▸ TRY IT
All of the entries should be restated word for word, but without their pictures.

[Entries of transcribed document text]
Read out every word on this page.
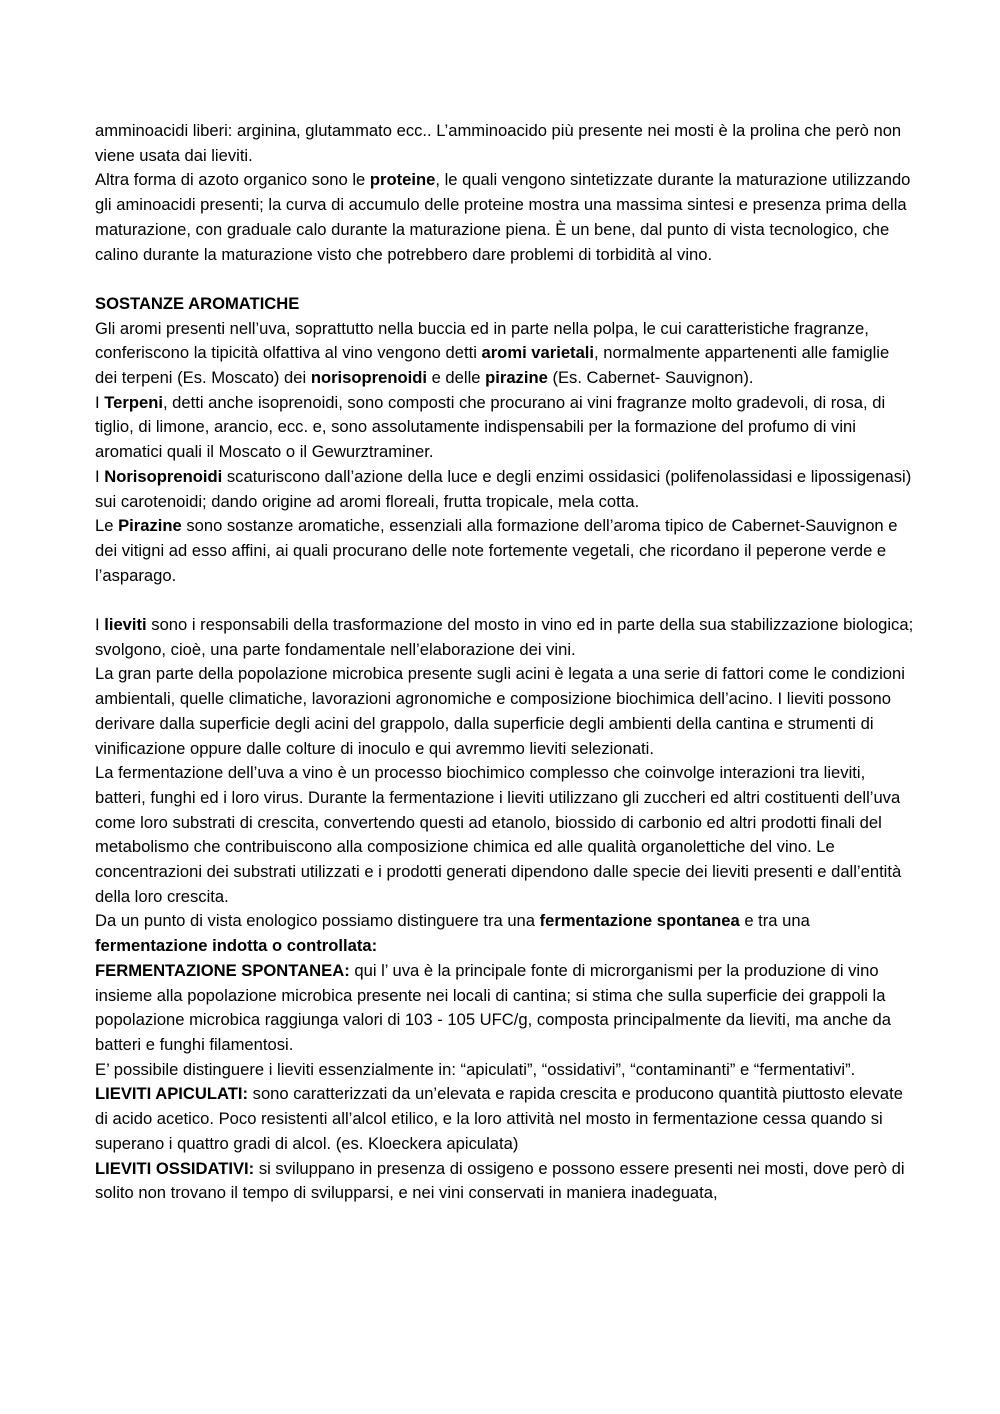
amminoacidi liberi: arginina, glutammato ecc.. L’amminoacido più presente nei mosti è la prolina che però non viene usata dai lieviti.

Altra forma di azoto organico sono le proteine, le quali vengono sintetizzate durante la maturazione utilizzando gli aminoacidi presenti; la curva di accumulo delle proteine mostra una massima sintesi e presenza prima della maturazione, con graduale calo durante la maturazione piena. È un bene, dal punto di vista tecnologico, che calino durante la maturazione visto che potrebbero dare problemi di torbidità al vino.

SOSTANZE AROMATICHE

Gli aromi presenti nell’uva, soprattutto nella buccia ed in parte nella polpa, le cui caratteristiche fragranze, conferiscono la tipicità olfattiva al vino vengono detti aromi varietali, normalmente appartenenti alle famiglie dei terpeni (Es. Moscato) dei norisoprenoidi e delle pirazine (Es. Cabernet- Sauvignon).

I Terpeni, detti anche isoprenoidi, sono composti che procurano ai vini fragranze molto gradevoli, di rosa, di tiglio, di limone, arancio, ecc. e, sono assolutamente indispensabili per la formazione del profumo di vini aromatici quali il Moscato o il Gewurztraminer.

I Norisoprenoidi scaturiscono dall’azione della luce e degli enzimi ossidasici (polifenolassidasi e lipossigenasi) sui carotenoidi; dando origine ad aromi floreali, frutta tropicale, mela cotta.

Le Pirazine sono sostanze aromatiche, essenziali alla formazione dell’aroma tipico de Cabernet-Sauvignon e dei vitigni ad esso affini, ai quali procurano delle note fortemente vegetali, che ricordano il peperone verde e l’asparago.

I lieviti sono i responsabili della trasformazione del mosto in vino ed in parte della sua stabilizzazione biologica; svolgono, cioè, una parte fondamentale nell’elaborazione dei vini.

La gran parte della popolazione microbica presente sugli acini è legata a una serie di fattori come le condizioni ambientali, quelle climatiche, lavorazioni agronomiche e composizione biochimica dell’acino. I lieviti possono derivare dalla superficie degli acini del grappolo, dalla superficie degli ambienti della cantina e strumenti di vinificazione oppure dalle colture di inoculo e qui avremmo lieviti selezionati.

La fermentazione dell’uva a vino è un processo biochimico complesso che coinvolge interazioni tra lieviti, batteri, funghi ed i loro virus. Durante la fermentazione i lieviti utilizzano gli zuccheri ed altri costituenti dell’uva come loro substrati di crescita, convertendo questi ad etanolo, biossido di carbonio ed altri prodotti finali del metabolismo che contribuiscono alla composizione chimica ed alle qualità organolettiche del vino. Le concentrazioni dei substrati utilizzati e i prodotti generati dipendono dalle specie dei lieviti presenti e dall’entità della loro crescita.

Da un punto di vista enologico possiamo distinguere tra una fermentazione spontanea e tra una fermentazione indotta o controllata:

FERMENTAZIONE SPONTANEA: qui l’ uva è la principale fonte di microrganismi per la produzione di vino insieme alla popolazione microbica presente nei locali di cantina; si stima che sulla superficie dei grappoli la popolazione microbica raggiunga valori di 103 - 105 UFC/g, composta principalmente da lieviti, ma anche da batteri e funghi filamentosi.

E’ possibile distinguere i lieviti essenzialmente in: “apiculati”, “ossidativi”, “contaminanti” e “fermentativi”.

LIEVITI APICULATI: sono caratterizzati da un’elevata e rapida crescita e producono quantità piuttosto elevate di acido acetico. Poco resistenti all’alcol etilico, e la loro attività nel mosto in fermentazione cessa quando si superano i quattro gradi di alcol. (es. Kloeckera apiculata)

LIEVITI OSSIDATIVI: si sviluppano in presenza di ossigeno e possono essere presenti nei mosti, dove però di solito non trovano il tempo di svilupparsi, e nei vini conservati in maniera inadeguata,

▸ TASK OUTPUT
Read out every word on this page.
amminoacidi liberi: arginina, glutammato ecc.. L’amminoacido più presente nei mosti è la prolina che però non viene usata dai lieviti.

Altra forma di azoto organico sono le proteine, le quali vengono sintetizzate durante la maturazione utilizzando gli aminoacidi presenti; la curva di accumulo delle proteine mostra una massima sintesi e presenza prima della maturazione, con graduale calo durante la maturazione piena. È un bene, dal punto di vista tecnologico, che calino durante la maturazione visto che potrebbero dare problemi di torbidità al vino.

SOSTANZE AROMATICHE

Gli aromi presenti nell’uva, soprattutto nella buccia ed in parte nella polpa, le cui caratteristiche fragranze, conferiscono la tipicità olfattiva al vino vengono detti aromi varietali, normalmente appartenenti alle famiglie dei terpeni (Es. Moscato) dei norisoprenoidi e delle pirazine (Es. Cabernet- Sauvignon).

I Terpeni, detti anche isoprenoidi, sono composti che procurano ai vini fragranze molto gradevoli, di rosa, di tiglio, di limone, arancio, ecc. e, sono assolutamente indispensabili per la formazione del profumo di vini aromatici quali il Moscato o il Gewurztraminer.

I Norisoprenoidi scaturiscono dall’azione della luce e degli enzimi ossidasici (polifenolassidasi e lipossigenasi) sui carotenoidi; dando origine ad aromi floreali, frutta tropicale, mela cotta.

Le Pirazine sono sostanze aromatiche, essenziali alla formazione dell’aroma tipico de Cabernet-Sauvignon e dei vitigni ad esso affini, ai quali procurano delle note fortemente vegetali, che ricordano il peperone verde e l’asparago.

I lieviti sono i responsabili della trasformazione del mosto in vino ed in parte della sua stabilizzazione biologica; svolgono, cioè, una parte fondamentale nell’elaborazione dei vini.

La gran parte della popolazione microbica presente sugli acini è legata a una serie di fattori come le condizioni ambientali, quelle climatiche, lavorazioni agronomiche e composizione biochimica dell’acino. I lieviti possono derivare dalla superficie degli acini del grappolo, dalla superficie degli ambienti della cantina e strumenti di vinificazione oppure dalle colture di inoculo e qui avremmo lieviti selezionati.

La fermentazione dell’uva a vino è un processo biochimico complesso che coinvolge interazioni tra lieviti, batteri, funghi ed i loro virus. Durante la fermentazione i lieviti utilizzano gli zuccheri ed altri costituenti dell’uva come loro substrati di crescita, convertendo questi ad etanolo, biossido di carbonio ed altri prodotti finali del metabolismo che contribuiscono alla composizione chimica ed alle qualità organolettiche del vino. Le concentrazioni dei substrati utilizzati e i prodotti generati dipendono dalle specie dei lieviti presenti e dall’entità della loro crescita.

Da un punto di vista enologico possiamo distinguere tra una fermentazione spontanea e tra una fermentazione indotta o controllata:

FERMENTAZIONE SPONTANEA: qui l’ uva è la principale fonte di microrganismi per la produzione di vino insieme alla popolazione microbica presente nei locali di cantina; si stima che sulla superficie dei grappoli la popolazione microbica raggiunga valori di 103 - 105 UFC/g, composta principalmente da lieviti, ma anche da batteri e funghi filamentosi.

E’ possibile distinguere i lieviti essenzialmente in: “apiculati”, “ossidativi”, “contaminanti” e “fermentativi”.

LIEVITI APICULATI: sono caratterizzati da un’elevata e rapida crescita e producono quantità piuttosto elevate di acido acetico. Poco resistenti all’alcol etilico, e la loro attività nel mosto in fermentazione cessa quando si superano i quattro gradi di alcol. (es. Kloeckera apiculata)

LIEVITI OSSIDATIVI: si sviluppano in presenza di ossigeno e possono essere presenti nei mosti, dove però di solito non trovano il tempo di svilupparsi, e nei vini conservati in maniera inadeguata,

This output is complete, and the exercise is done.